▶ **Problem requirements**:
Output every line of the items below as a JSON list of strings, one string per line, with blank lines skipped and the pictures left out.

-- begin Provided records --

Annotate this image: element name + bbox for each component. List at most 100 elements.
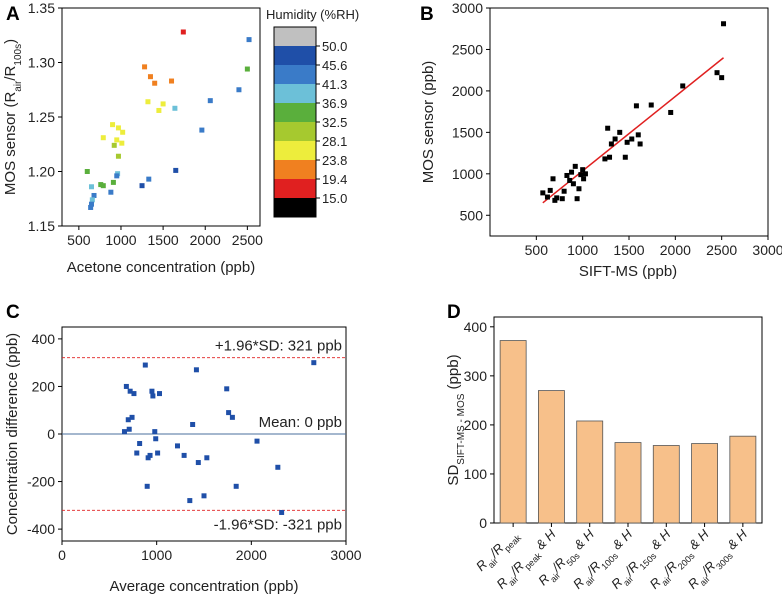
colorbar-label: 50.0 [322,39,347,54]
chart-c-xtick-label: 1000 [141,547,172,563]
chart-c-point [129,414,135,420]
chart-a-point [120,129,126,135]
colorbar-swatch [274,198,316,217]
chart-c-point [134,450,140,456]
chart-b-xtick-label: 1500 [613,242,644,258]
chart-c-point [224,386,230,392]
chart-a-point [115,125,121,131]
chart-c-mean-label: Mean: 0 ppb [259,414,342,431]
chart-b-fit-line [542,57,724,204]
chart-a-point [152,80,158,86]
chart-a-point [88,184,94,190]
chart-a-point [114,173,120,179]
colorbar-swatch [274,122,316,141]
chart-d-ylabel-sub: SIFT-MS - MOS [456,393,467,464]
colorbar-swatch [274,179,316,198]
chart-b-point [629,136,635,142]
chart-c-point [127,388,133,394]
chart-b-ytick-label: 1500 [452,124,483,140]
chart-a-ylabel-main: MOS sensor (R [2,92,19,196]
chart-a-point [236,87,242,93]
chart-a-point [180,29,186,35]
chart-a-xtick-label: 500 [67,232,91,248]
chart-d-bar [499,340,527,524]
chart-c-point [147,452,153,458]
chart-b-point [570,181,576,187]
chart-a-point [84,169,90,174]
chart-b-xtick-label: 3000 [752,242,782,258]
chart-d-bar [652,445,680,524]
chart-a-point [142,64,148,70]
chart-a-point [199,127,205,133]
chart-b-point [544,194,550,200]
chart-b-point [617,129,623,135]
chart-a-point [207,98,213,104]
chart-c-point [229,414,235,420]
chart-b-point [561,188,567,194]
chart-a-ytick-label: 1.30 [28,55,55,71]
chart-c-xtick-label: 3000 [330,547,361,563]
chart-c-upper-label: +1.96*SD: 321 ppb [215,338,342,355]
panel-label-c: C [6,302,20,323]
chart-c-ytick-label: -400 [27,521,55,537]
chart-b-point [605,125,611,131]
chart-b-point [569,169,575,175]
chart-b-point [622,154,628,160]
chart-c-point [226,410,232,416]
chart-c-point [131,391,137,397]
chart-b-ytick-label: 3000 [452,0,483,16]
chart-b-xtick-label: 1000 [567,242,598,258]
chart-d-ytick-label: 0 [479,515,487,531]
chart-a-point [246,37,252,43]
chart-d-ylabel-main: SD [445,465,462,486]
chart-a-xtick-label: 1000 [105,232,136,248]
chart-c-point [144,483,150,489]
chart-b-point [578,172,584,178]
chart-d-ytick-label: 400 [464,319,488,335]
chart-c: 0 1000 2000 3000 -400 -200 0 200 400 +1.96*SD: 3… [4,326,362,595]
chart-b-point [648,102,654,108]
chart-b-xtick-label: 2000 [660,242,691,258]
chart-a-point [173,167,179,173]
chart-a-point [108,189,114,195]
chart-c-point [142,362,148,368]
chart-c-xtick-label: 2000 [236,547,267,563]
chart-c-lower-label: -1.96*SD: -321 ppb [214,516,342,533]
chart-c-point [195,460,201,466]
chart-a-point [146,176,152,182]
chart-a-point [88,204,94,210]
colorbar-label: 41.3 [322,77,347,92]
chart-a-point [98,182,104,188]
chart-c-point [254,438,260,444]
chart-c-ytick-label: 400 [32,331,56,347]
chart-c-point [181,452,187,458]
panel-label-b: B [420,4,434,25]
chart-a-point [100,135,106,141]
chart-c-ylabel: Concentration difference (ppb) [4,333,21,535]
chart-c-point [279,509,285,515]
colorbar-label: 32.5 [322,115,347,130]
chart-a-ytick-label: 1.25 [28,109,55,125]
chart-b-point [633,103,639,109]
chart-b-point [547,187,553,193]
colorbar-label: 23.8 [322,153,347,168]
chart-b-point [564,172,570,178]
chart-a: 500 1000 1500 2000 25001.151.201.251.301.35 … [2,0,359,276]
chart-b-point [554,195,560,201]
colorbar-label: 19.4 [322,172,347,187]
chart-d-bar [691,443,718,524]
chart-b-xtick-label: 2500 [706,242,737,258]
chart-d-ytick-label: 300 [464,368,488,384]
chart-b-point [550,176,556,182]
chart-c-point [153,436,159,442]
chart-c-point [174,443,180,449]
chart-b-ytick-label: 2500 [452,41,483,57]
chart-b-ytick-label: 500 [460,207,484,223]
chart-c-ytick-label: -200 [27,474,55,490]
chart-b-point [572,163,578,169]
colorbar-label: 15.0 [322,191,347,206]
panel-label-a: A [6,4,20,25]
chart-b-point [719,75,725,81]
chart-c-point [155,450,161,456]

-- end Provided records --

▶ **Written solution**:
[
  "Annotate this image: element name + bbox for each component. List at most 100 elements.",
  "colorbar-label: 50.0 [322,39,347,54]",
  "chart-c-xtick-label: 1000 [141,547,172,563]",
  "chart-c-point [129,414,135,420]",
  "chart-a-point [120,129,126,135]",
  "colorbar-swatch [274,198,316,217]",
  "chart-c-point [134,450,140,456]",
  "chart-b-xtick-label: 1500 [613,242,644,258]",
  "chart-c-point [224,386,230,392]",
  "chart-a-point [115,125,121,131]",
  "chart-c-mean-label: Mean: 0 ppb [259,414,342,431]",
  "chart-b-fit-line [542,57,724,204]",
  "chart-a-point [152,80,158,86]",
  "chart-a-point [88,184,94,190]",
  "chart-a-point [114,173,120,179]",
  "colorbar-swatch [274,122,316,141]",
  "chart-d-ylabel-sub: SIFT-MS - MOS [456,393,467,464]",
  "colorbar-swatch [274,179,316,198]",
  "chart-b-point [629,136,635,142]",
  "chart-c-point [127,388,133,394]",
  "chart-b-ytick-label: 1500 [452,124,483,140]",
  "chart-a-ylabel-main: MOS sensor (R [2,92,19,196]",
  "chart-a-point [236,87,242,93]",
  "chart-a-point [180,29,186,35]",
  "chart-a-xtick-label: 500 [67,232,91,248]",
  "chart-d-bar [499,340,527,524]",
  "chart-c-point [147,452,153,458]",
  "chart-b-point [570,181,576,187]",
  "chart-a-point [84,169,90,174]",
  "chart-b-xtick-label: 3000 [752,242,782,258]",
  "chart-d-bar [652,445,680,524]",
  "chart-a-point [142,64,148,70]",
  "chart-a-point [199,127,205,133]",
  "chart-b-point [544,194,550,200]",
  "chart-b-point [617,129,623,135]",
  "chart-a-point [207,98,213,104]",
  "chart-c-point [229,414,235,420]",
  "chart-b-point [561,188,567,194]",
  "chart-a-ytick-label: 1.30 [28,55,55,71]",
  "chart-c-xtick-label: 3000 [330,547,361,563]",
  "chart-c-upper-label: +1.96*SD: 321 ppb [215,338,342,355]",
  "panel-label-c: C [6,302,20,323]",
  "chart-c-ytick-label: -400 [27,521,55,537]",
  "chart-b-point [605,125,611,131]",
  "chart-b-point [569,169,575,175]",
  "chart-b-point [622,154,628,160]",
  "chart-c-point [226,410,232,416]",
  "chart-c-point [131,391,137,397]",
  "chart-b-ytick-label: 3000 [452,0,483,16]",
  "chart-b-xtick-label: 1000 [567,242,598,258]",
  "chart-d-ytick-label: 0 [479,515,487,531]",
  "chart-a-point [246,37,252,43]",
  "chart-d-ylabel-main: SD [445,465,462,486]",
  "chart-a-xtick-label: 1000 [105,232,136,248]",
  "chart-c-point [144,483,150,489]",
  "chart-b-point [578,172,584,178]",
  "chart-d-ytick-label: 400 [464,319,488,335]",
  "chart-c: 0 1000 2000 3000 -400 -200 0 200 400 +1.96*SD: 3… [4,326,362,595]",
  "chart-b-point [648,102,654,108]",
  "chart-b-xtick-label: 2000 [660,242,691,258]",
  "chart-a-point [173,167,179,173]",
  "chart-a-point [108,189,114,195]",
  "chart-c-point [142,362,148,368]",
  "chart-c-xtick-label: 2000 [236,547,267,563]",
  "chart-c-lower-label: -1.96*SD: -321 ppb [214,516,342,533]",
  "chart-c-point [195,460,201,466]",
  "chart-a-point [146,176,152,182]",
  "chart-a-point [88,204,94,210]",
  "colorbar-label: 41.3 [322,77,347,92]",
  "chart-a-point [98,182,104,188]",
  "chart-c-point [254,438,260,444]",
  "chart-c-ytick-label: 400 [32,331,56,347]",
  "chart-c-point [181,452,187,458]",
  "panel-label-b: B [420,4,434,25]",
  "chart-a-point [100,135,106,141]",
  "chart-c-ylabel: Concentration difference (ppb) [4,333,21,535]",
  "chart-c-point [279,509,285,515]",
  "colorbar-label: 32.5 [322,115,347,130]",
  "chart-a-ytick-label: 1.25 [28,109,55,125]",
  "chart-b-point [633,103,639,109]",
  "chart-b-point [547,187,553,193]",
  "colorbar-label: 23.8 [322,153,347,168]",
  "chart-b-point [564,172,570,178]",
  "chart-a: 500 1000 1500 2000 25001.151.201.251.301.35 … [2,0,359,276]",
  "chart-b-point [554,195,560,201]",
  "colorbar-label: 19.4 [322,172,347,187]",
  "chart-d-bar [691,443,718,524]",
  "chart-b-xtick-label: 2500 [706,242,737,258]",
  "chart-d-ytick-label: 300 [464,368,488,384]",
  "chart-b-point [550,176,556,182]",
  "chart-c-point [153,436,159,442]",
  "chart-c-point [174,443,180,449]",
  "chart-b-ytick-label: 2500 [452,41,483,57]",
  "chart-b-ytick-label: 500 [460,207,484,223]",
  "chart-c-ytick-label: -200 [27,474,55,490]",
  "chart-b-point [572,163,578,169]",
  "colorbar-label: 15.0 [322,191,347,206]",
  "panel-label-a: A [6,4,20,25]",
  "chart-b-point [719,75,725,81]",
  "chart-c-point [155,450,161,456]"
]